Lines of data
------------------------------------------------------------------------

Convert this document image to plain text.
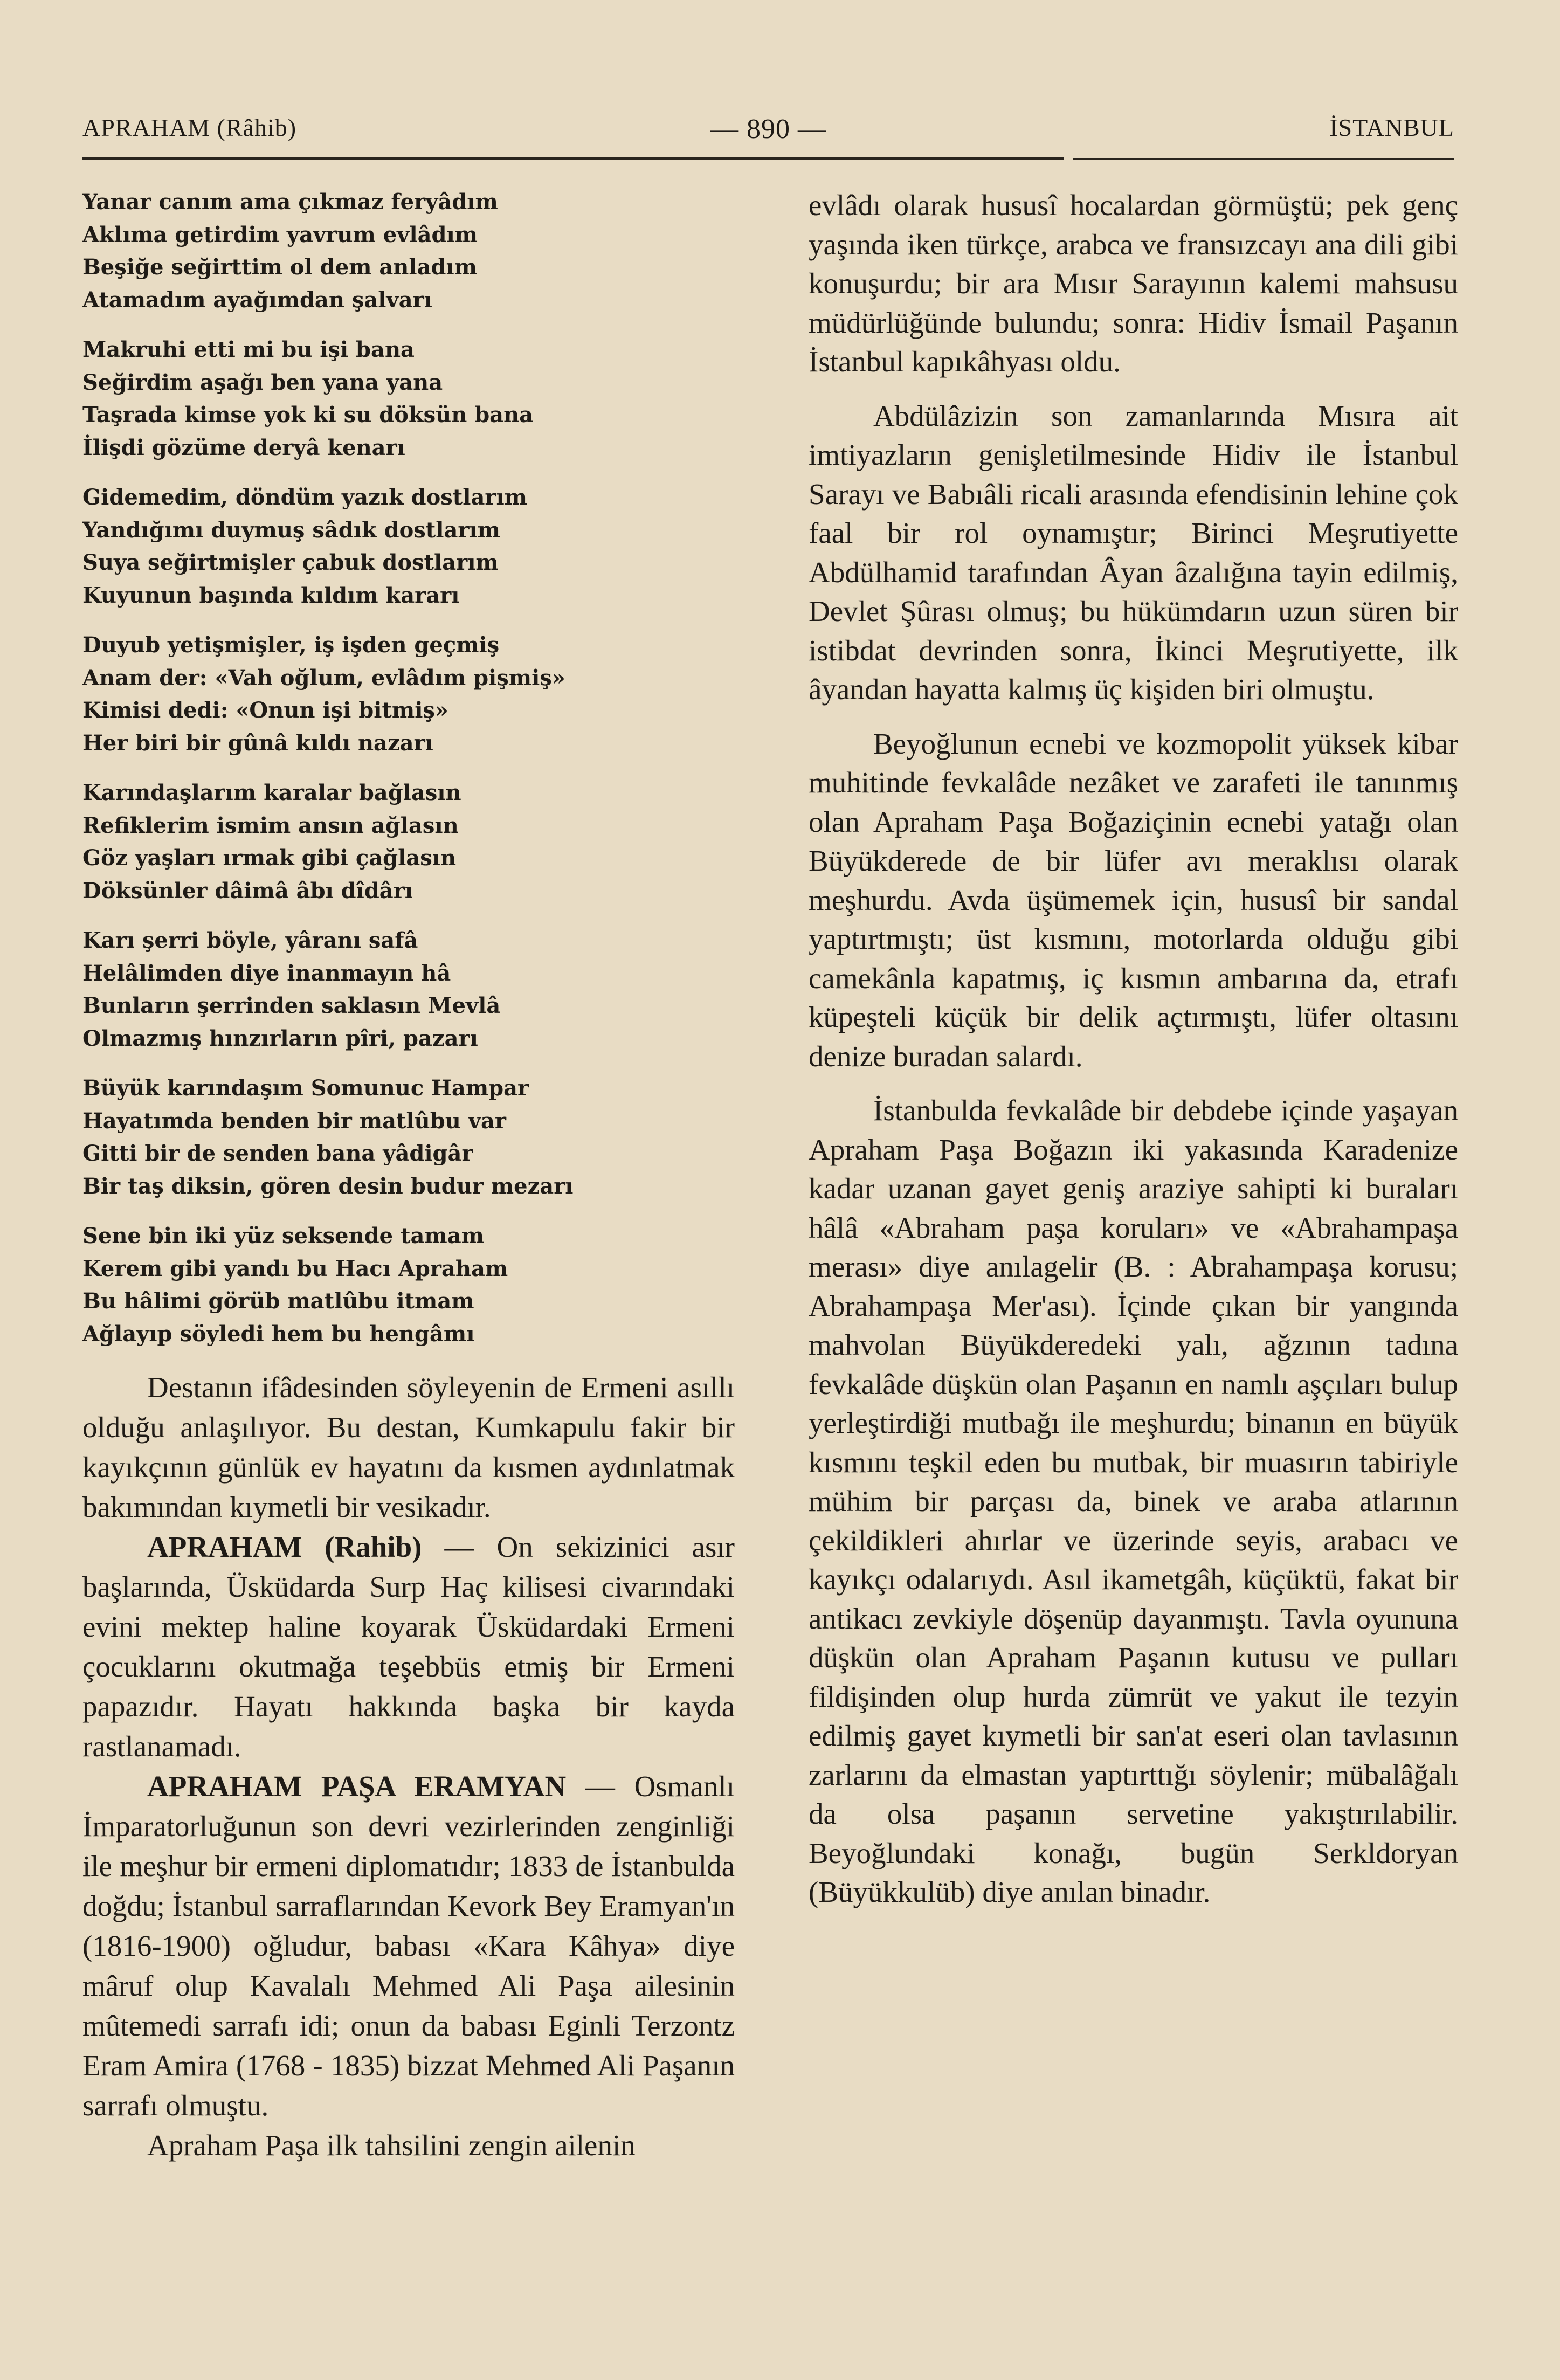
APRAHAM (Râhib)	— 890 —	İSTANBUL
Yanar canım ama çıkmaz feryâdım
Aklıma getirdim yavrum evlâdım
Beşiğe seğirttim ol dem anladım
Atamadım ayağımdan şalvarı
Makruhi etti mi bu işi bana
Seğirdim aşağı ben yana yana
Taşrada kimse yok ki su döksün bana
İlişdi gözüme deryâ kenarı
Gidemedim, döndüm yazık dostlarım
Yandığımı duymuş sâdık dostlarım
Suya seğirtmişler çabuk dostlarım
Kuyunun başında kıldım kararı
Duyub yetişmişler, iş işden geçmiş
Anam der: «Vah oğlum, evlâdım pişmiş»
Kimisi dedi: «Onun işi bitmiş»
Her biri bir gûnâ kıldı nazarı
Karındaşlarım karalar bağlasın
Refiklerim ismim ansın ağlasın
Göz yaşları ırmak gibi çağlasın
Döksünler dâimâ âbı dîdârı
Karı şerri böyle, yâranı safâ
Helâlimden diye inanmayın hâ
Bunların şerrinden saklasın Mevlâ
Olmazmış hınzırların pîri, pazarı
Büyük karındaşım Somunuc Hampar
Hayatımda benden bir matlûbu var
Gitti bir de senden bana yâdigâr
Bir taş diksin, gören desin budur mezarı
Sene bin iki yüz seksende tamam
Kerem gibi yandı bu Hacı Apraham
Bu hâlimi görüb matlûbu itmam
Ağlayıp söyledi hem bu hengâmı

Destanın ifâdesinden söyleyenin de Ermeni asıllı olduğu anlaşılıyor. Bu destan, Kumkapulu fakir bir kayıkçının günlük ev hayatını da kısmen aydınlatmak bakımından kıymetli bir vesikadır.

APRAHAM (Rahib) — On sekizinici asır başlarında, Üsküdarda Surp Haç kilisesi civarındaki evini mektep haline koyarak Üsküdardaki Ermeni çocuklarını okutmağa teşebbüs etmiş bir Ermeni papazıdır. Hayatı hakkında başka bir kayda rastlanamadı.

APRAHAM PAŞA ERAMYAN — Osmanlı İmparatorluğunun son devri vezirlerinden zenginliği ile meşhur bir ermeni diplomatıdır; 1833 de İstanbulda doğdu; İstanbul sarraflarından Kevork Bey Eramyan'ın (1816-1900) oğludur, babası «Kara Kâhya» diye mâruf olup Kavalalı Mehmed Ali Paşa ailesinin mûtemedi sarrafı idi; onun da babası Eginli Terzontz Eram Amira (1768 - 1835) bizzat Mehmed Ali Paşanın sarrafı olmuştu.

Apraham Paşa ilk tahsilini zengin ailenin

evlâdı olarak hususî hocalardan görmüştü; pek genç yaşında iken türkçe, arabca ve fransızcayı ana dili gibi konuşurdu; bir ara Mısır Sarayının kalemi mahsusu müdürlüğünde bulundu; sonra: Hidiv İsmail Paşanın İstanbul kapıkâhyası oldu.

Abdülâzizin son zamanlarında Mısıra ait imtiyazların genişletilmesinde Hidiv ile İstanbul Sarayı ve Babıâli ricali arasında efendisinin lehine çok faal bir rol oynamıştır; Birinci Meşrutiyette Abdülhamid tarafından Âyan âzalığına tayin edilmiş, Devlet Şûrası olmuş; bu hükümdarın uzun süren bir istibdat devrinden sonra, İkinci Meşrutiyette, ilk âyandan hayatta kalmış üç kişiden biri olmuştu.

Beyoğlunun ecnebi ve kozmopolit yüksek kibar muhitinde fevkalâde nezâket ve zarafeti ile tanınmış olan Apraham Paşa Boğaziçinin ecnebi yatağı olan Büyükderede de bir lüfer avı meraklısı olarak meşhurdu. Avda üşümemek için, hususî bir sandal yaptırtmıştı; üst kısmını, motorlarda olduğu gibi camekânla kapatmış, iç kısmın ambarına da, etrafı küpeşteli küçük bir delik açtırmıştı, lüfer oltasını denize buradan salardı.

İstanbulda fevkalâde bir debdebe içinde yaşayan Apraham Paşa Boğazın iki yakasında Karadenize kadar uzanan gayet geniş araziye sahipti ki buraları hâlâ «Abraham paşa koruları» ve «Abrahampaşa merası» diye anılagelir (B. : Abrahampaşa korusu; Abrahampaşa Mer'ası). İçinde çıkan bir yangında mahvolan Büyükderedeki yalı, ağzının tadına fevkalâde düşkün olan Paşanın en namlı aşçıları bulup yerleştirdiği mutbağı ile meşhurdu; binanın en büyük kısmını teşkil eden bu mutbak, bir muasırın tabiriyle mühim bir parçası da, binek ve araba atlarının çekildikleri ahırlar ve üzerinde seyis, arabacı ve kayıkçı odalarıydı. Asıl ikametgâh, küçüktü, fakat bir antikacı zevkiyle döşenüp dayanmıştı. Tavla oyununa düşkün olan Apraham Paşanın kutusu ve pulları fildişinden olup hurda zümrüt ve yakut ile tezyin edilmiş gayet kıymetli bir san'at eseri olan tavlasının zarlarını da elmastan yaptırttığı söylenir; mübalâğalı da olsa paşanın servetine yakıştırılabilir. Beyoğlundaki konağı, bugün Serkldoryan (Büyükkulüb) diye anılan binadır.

------------------------------------------------------------------------

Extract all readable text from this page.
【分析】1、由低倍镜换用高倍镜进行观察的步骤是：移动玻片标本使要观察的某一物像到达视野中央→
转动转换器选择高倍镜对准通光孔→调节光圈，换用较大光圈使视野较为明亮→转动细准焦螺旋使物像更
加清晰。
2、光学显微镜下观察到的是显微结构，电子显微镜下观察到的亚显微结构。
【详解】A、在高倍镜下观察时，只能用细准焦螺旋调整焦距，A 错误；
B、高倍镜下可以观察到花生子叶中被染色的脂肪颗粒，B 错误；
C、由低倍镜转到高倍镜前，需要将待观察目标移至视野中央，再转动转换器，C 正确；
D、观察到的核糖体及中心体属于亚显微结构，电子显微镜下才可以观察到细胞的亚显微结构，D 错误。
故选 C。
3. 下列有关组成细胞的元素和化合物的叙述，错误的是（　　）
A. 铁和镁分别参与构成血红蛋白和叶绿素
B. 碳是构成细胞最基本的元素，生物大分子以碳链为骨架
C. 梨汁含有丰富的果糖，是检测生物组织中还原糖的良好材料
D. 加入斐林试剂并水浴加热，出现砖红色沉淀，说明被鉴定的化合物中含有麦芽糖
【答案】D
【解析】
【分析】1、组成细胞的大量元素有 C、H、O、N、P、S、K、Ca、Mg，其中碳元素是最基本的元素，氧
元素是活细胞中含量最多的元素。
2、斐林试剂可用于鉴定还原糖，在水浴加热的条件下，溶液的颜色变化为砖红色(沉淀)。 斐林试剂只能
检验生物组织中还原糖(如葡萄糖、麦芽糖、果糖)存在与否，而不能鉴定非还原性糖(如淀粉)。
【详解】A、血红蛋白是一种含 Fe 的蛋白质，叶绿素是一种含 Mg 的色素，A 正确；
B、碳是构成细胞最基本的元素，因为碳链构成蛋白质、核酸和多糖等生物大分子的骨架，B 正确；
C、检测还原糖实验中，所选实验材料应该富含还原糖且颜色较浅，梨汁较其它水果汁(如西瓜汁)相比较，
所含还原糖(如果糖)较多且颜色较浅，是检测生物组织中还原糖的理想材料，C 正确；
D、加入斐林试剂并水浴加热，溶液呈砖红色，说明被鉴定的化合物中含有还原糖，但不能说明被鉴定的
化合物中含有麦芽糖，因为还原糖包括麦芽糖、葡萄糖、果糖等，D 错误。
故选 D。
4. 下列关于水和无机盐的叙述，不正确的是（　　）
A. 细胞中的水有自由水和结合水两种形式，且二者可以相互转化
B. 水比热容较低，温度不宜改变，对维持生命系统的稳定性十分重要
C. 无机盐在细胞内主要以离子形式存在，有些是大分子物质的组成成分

------------------------------------------------------------------------

• _TASK BRIEF_
Look through the entries above; copy each line where the string "olarak" appears.

• _COMPLETED TASK_
evlâdı olarak hususî hocalardan görmüştü; pek genç yaşında iken türkçe, arabca ve fransızcayı ana dili gibi konuşurdu; bir ara Mısır Sarayının kalemi mahsusu müdürlüğünde bulundu; sonra: Hidiv İsmail Paşanın İstanbul kapıkâhyası oldu.
Beyoğlunun ecnebi ve kozmopolit yüksek kibar muhitinde fevkalâde nezâket ve zarafeti ile tanınmış olan Apraham Paşa Boğaziçinin ecnebi yatağı olan Büyükderede de bir lüfer avı meraklısı olarak meşhurdu. Avda üşümemek için, hususî bir sandal yaptırtmıştı; üst kısmını, motorlarda olduğu gibi camekânla kapatmış, iç kısmın ambarına da, etrafı küpeşteli küçük bir delik açtırmıştı, lüfer oltasını denize buradan salardı.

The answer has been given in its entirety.